**EXERCISE OBJECTIVE**.
Look for the string "header" and copy every line that has it.
────────────────────
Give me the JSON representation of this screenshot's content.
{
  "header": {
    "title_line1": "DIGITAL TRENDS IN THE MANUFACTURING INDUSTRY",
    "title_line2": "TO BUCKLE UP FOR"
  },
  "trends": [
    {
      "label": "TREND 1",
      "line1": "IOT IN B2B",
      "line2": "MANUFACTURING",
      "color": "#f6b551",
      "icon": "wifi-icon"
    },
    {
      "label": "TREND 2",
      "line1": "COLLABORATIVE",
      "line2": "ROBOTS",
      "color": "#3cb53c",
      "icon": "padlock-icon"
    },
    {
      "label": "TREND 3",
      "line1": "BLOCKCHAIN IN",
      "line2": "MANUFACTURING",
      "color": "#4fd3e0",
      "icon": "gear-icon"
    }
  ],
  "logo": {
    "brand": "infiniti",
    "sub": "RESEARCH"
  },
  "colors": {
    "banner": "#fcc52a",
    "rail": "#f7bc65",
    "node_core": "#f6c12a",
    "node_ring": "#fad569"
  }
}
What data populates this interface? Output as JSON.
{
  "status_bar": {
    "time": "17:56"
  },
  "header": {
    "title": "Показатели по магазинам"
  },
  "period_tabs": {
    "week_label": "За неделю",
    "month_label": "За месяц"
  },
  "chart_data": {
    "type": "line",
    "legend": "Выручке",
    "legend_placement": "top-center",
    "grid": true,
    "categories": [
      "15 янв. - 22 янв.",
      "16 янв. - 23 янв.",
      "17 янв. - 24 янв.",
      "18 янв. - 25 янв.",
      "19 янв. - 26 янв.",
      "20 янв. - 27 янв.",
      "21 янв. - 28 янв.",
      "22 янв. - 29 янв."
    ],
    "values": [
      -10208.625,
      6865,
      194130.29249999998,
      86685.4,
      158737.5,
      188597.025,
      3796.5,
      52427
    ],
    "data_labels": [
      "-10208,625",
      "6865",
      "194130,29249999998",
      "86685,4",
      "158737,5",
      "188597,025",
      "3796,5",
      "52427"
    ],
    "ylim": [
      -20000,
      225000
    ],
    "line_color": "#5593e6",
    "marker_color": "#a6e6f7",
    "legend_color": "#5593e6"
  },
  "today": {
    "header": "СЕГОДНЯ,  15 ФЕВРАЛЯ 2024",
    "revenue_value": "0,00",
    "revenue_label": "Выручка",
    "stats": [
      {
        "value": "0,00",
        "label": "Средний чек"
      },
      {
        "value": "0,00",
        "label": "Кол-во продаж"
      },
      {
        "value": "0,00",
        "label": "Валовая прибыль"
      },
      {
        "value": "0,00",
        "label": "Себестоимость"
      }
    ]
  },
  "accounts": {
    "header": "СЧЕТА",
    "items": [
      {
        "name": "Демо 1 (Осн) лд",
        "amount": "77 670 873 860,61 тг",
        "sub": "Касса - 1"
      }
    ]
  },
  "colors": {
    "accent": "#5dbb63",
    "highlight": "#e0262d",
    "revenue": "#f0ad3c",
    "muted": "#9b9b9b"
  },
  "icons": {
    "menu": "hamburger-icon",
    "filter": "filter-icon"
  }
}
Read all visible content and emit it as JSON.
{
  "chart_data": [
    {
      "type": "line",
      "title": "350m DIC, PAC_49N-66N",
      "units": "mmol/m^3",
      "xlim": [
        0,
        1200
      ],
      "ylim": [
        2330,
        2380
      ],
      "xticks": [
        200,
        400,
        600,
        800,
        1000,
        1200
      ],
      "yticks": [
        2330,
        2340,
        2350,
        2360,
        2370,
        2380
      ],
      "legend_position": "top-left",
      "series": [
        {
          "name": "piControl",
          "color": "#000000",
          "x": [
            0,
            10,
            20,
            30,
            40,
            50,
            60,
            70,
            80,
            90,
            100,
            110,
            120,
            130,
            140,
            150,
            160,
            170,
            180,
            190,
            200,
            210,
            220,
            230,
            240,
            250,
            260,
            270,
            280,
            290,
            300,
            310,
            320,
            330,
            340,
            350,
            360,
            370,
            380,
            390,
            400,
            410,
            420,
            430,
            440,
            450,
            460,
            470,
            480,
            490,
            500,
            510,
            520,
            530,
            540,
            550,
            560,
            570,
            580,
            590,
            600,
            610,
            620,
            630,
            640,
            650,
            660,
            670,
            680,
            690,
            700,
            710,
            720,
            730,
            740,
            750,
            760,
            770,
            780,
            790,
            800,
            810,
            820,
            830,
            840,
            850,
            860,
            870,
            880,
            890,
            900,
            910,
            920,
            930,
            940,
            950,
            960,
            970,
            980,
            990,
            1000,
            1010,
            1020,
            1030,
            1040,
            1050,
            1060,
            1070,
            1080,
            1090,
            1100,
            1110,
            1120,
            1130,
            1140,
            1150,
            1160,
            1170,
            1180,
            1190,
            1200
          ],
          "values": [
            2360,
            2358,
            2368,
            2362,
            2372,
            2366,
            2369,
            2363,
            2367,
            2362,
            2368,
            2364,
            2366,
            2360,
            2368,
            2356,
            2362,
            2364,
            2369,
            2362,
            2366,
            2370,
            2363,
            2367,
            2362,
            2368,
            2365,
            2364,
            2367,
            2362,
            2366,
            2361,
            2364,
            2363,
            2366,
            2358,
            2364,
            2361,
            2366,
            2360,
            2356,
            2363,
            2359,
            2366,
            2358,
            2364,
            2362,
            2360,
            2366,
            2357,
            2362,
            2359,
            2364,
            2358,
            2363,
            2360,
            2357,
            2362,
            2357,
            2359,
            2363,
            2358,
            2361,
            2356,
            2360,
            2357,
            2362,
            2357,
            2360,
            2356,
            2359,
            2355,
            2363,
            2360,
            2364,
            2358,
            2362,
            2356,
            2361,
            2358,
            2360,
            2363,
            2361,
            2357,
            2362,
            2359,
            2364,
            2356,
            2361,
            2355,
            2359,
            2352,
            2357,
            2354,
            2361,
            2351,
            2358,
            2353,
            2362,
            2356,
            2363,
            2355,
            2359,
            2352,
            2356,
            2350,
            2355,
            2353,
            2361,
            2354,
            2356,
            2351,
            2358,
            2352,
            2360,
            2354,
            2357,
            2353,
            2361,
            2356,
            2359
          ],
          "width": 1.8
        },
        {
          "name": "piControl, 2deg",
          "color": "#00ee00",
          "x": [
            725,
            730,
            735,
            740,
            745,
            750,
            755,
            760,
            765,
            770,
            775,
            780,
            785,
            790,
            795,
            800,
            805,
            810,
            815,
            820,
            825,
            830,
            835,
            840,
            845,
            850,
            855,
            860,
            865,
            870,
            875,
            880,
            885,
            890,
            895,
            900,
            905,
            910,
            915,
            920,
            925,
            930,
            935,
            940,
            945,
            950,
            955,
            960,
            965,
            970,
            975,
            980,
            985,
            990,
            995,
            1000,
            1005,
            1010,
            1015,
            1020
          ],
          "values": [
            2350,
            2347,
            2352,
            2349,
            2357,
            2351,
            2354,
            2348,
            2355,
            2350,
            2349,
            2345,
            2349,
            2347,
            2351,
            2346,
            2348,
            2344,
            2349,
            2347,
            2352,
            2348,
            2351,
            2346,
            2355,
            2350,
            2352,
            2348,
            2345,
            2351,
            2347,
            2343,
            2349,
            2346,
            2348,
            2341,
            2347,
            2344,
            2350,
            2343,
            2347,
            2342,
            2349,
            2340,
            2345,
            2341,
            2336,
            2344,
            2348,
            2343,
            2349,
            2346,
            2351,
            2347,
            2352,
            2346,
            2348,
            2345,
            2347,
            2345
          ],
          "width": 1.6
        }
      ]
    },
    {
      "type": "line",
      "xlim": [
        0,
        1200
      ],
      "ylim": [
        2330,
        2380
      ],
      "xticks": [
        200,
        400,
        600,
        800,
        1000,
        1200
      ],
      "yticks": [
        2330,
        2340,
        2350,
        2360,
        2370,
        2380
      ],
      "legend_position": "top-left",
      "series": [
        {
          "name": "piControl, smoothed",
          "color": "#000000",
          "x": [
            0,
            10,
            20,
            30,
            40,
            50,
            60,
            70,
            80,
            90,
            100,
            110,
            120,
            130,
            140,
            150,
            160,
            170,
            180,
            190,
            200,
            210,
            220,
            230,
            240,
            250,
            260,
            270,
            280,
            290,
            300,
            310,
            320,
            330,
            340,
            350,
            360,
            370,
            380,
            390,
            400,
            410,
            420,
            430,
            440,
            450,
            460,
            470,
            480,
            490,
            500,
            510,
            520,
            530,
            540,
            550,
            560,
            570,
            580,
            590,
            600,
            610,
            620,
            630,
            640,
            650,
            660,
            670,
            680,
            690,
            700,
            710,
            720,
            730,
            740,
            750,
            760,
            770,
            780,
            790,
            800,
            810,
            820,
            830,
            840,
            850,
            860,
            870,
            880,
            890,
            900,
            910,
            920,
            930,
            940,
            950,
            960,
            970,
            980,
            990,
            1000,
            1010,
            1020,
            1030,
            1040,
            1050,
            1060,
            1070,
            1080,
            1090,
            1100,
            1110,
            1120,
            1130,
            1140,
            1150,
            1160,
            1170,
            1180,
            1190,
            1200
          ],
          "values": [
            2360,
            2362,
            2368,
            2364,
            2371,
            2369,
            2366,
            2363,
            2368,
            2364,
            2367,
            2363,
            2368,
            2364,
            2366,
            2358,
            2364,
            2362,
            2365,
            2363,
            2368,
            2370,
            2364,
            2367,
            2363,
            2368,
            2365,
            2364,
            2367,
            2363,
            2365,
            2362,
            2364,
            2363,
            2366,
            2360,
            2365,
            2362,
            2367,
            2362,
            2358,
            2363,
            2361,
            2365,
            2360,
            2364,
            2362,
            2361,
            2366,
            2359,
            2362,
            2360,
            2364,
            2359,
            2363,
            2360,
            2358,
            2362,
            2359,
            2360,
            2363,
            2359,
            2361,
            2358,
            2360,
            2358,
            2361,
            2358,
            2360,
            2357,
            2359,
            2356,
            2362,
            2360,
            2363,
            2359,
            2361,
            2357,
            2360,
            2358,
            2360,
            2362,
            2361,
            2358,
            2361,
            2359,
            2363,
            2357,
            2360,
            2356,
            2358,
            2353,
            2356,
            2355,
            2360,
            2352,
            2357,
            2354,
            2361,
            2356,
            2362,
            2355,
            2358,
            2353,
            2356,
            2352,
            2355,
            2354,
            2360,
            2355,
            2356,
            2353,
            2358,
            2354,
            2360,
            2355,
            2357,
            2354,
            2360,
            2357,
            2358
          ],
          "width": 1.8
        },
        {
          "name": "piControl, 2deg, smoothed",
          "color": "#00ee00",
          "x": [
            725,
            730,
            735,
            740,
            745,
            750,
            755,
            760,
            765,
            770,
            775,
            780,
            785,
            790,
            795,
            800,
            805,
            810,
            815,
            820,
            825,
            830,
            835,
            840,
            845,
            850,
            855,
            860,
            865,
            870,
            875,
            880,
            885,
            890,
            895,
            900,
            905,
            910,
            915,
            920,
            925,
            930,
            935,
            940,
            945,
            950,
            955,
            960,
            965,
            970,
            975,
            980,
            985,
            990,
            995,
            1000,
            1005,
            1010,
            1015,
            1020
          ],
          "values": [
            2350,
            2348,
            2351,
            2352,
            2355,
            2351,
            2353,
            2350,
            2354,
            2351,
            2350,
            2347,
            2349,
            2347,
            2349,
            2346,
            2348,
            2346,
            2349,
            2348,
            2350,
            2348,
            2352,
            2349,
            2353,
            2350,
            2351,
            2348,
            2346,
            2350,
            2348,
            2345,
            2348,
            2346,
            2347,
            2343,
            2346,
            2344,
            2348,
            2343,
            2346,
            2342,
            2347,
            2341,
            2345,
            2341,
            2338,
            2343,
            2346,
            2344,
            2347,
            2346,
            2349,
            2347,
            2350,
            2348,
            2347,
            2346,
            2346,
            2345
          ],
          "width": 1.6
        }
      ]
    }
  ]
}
────────────────────
**RIGHT ANSWER**.
  "header": {
  "header": {
    "header": "СЕГОДНЯ,  15 ФЕВРАЛЯ 2024",
    "header": "СЧЕТА",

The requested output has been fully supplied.